▸ Task directions:
From the records below, give the number of lines that contain the string "weapon", without any other text.

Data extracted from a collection
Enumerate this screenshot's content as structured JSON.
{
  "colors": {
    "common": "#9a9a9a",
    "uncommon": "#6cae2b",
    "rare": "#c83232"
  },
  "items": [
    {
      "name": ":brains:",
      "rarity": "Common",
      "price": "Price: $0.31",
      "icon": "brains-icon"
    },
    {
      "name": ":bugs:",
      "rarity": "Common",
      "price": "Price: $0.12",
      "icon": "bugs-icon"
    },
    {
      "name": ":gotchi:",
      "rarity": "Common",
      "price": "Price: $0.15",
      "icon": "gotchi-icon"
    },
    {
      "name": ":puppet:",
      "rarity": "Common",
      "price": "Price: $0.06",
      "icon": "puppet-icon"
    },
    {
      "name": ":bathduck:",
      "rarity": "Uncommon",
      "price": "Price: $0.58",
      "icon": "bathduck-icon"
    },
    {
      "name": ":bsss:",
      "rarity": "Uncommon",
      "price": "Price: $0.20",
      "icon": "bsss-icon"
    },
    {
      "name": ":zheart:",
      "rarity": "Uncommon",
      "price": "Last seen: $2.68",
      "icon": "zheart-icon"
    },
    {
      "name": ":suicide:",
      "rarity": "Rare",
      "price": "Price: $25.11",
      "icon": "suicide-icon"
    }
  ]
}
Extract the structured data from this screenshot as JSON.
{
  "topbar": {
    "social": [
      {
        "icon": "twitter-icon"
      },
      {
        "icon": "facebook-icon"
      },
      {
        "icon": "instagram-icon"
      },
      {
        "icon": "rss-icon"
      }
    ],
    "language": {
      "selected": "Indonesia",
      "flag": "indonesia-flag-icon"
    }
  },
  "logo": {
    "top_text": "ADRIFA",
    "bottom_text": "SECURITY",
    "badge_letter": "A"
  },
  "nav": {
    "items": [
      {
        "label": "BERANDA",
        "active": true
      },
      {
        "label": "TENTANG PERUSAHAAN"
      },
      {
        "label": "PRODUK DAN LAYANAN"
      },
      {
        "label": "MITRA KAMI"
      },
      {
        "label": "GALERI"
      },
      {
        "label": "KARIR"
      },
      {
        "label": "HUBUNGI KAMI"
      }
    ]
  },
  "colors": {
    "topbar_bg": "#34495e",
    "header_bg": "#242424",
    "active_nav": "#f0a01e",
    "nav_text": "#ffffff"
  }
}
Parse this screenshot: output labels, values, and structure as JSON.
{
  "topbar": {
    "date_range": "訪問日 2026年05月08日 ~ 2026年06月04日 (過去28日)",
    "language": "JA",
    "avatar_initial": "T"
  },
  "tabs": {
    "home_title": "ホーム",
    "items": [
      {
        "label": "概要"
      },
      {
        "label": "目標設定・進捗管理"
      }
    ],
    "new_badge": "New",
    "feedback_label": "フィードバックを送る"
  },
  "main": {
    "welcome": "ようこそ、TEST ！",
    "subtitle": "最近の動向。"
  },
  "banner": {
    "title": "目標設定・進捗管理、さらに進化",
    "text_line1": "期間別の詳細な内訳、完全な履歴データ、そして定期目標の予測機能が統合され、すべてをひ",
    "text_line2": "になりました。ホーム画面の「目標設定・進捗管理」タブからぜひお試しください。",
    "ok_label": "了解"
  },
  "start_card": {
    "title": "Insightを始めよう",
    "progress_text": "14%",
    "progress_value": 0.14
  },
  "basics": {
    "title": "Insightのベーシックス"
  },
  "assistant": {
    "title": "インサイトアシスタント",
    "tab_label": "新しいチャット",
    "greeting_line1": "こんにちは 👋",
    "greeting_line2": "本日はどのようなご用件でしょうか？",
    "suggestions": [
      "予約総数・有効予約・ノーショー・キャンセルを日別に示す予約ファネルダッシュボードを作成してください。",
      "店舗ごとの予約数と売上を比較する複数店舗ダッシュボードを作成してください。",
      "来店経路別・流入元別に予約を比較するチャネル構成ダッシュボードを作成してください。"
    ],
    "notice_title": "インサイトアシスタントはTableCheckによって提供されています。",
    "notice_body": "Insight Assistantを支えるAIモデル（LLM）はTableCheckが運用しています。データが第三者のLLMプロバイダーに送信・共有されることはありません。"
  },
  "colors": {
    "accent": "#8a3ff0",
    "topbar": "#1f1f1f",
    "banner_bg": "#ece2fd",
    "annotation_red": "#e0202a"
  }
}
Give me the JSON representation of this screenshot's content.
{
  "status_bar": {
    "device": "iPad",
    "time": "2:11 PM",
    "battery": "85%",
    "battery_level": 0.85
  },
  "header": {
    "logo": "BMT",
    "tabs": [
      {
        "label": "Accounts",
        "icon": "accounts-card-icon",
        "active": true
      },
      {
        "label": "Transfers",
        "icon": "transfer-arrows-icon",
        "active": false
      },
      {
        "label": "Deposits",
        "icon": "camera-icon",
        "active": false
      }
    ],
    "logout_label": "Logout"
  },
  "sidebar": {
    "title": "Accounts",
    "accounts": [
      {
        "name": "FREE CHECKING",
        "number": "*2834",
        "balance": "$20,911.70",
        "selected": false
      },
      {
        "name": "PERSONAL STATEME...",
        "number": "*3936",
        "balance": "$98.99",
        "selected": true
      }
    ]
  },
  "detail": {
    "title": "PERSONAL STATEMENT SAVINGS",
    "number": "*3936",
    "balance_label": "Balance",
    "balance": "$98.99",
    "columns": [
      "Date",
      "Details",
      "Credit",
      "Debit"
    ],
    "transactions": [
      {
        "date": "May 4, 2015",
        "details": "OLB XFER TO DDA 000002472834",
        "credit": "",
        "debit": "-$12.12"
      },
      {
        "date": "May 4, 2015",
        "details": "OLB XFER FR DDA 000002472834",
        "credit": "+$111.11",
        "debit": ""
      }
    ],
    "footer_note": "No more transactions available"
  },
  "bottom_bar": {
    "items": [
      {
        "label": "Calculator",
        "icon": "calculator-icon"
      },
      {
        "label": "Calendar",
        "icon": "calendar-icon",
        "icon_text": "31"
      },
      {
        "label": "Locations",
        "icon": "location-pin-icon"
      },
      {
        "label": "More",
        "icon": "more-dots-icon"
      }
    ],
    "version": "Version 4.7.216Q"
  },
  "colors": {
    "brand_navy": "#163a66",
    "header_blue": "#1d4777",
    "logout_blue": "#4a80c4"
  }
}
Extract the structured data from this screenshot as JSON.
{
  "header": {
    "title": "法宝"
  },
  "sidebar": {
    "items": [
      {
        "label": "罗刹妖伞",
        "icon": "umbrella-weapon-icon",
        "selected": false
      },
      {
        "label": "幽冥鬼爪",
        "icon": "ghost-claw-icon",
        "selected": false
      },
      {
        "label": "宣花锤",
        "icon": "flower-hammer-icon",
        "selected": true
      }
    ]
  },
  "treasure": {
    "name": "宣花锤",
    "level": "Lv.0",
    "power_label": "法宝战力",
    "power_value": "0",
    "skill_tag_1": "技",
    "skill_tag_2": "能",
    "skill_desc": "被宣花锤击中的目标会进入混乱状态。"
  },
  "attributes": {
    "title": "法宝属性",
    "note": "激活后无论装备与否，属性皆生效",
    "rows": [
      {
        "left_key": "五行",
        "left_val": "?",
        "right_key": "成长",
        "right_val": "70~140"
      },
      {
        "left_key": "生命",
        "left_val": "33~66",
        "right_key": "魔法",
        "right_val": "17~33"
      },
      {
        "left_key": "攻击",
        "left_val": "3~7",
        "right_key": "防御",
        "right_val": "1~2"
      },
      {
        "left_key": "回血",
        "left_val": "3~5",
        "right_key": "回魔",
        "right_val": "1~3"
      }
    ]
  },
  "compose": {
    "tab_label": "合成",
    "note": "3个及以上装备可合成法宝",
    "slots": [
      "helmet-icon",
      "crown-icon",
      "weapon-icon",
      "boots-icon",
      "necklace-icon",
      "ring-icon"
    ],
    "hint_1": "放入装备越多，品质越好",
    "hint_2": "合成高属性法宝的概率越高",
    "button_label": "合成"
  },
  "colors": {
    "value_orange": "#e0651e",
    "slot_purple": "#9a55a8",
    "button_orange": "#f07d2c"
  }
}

▸ Result:
2